- _REQUEST_: Keep only those lines of the records that include the string "text".

Recorded data
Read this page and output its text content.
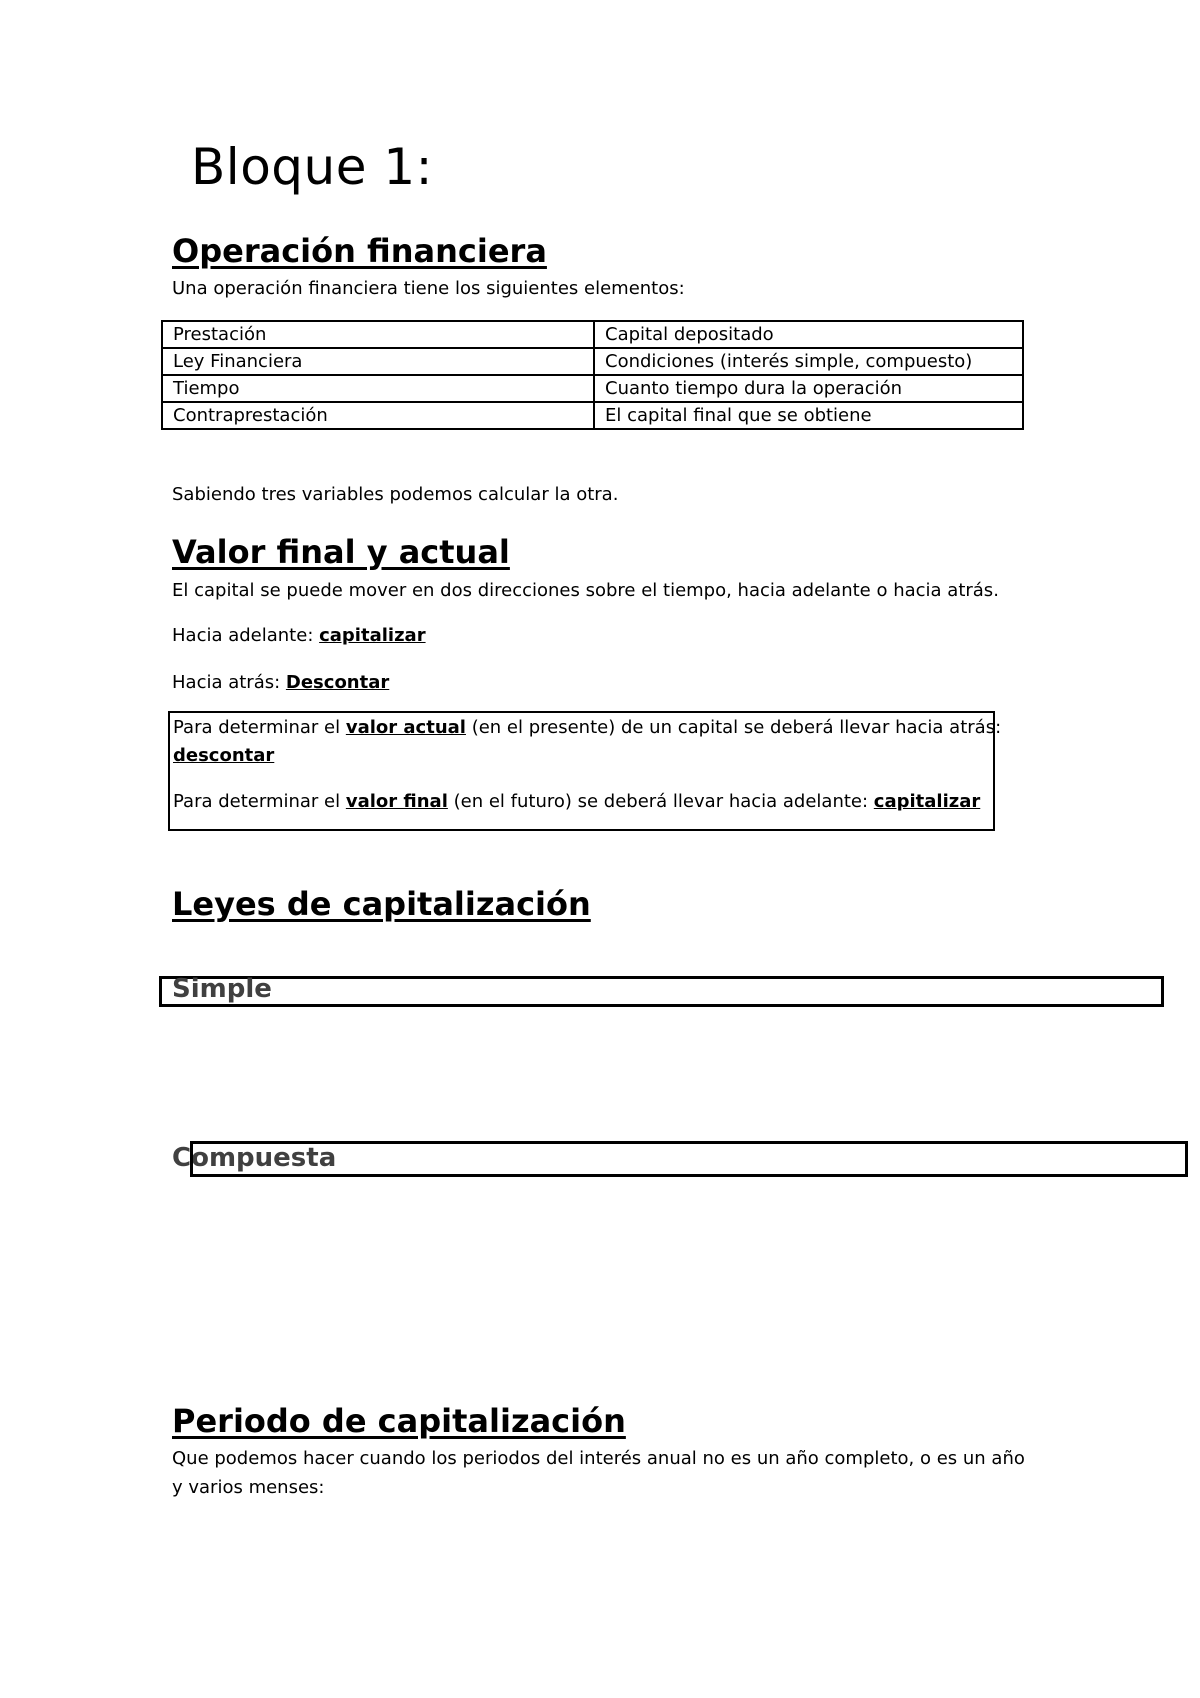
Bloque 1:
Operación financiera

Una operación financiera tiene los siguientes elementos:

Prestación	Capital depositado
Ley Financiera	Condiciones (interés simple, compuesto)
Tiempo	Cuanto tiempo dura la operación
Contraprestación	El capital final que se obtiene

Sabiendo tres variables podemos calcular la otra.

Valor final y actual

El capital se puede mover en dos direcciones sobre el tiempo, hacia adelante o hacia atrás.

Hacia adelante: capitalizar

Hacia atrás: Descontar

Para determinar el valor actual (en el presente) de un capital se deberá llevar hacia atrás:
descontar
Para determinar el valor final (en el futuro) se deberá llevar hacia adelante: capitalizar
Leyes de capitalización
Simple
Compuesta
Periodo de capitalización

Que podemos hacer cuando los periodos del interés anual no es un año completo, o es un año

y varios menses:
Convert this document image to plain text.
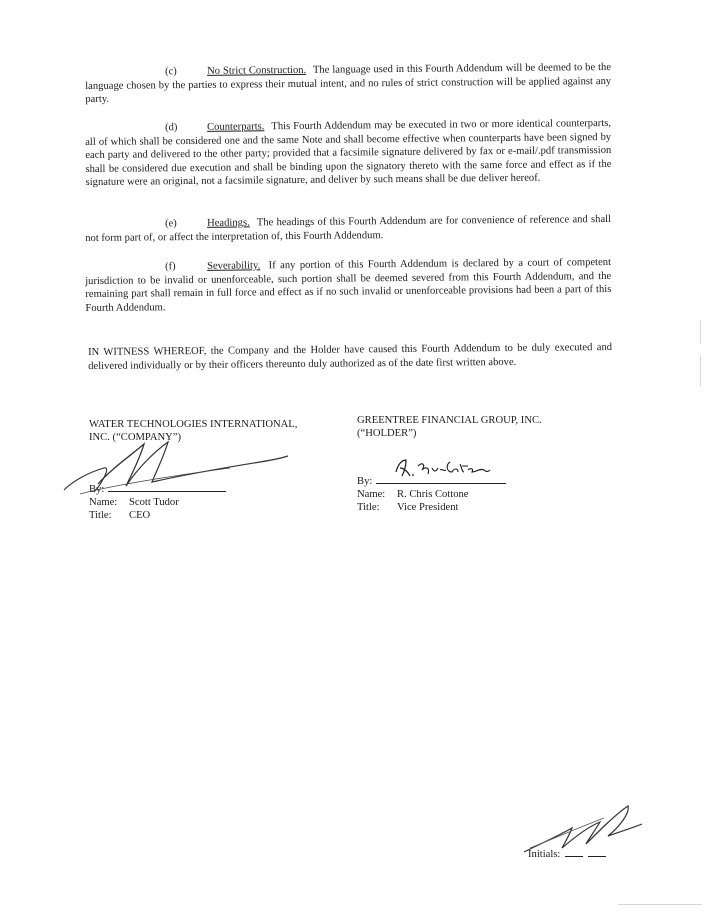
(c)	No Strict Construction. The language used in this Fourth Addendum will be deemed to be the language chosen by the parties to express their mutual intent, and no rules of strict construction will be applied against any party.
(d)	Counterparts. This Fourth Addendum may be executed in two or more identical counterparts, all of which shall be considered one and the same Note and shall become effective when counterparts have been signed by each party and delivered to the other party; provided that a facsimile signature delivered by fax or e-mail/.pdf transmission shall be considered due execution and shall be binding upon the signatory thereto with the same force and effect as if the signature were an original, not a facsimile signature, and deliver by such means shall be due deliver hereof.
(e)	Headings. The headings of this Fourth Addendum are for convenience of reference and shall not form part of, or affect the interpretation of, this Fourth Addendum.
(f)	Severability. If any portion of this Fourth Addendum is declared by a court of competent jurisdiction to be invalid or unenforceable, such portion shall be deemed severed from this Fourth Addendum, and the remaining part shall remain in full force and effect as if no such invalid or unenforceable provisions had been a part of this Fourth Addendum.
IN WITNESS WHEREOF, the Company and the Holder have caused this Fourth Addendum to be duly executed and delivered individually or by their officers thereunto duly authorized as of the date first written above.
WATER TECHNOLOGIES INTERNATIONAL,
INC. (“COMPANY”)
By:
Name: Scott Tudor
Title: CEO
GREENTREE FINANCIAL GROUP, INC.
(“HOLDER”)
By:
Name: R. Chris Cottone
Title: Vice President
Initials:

- _SOLUTION FOR THIS EXERCISE_:
Read this page and output its text content.
Convert this document image to plain text.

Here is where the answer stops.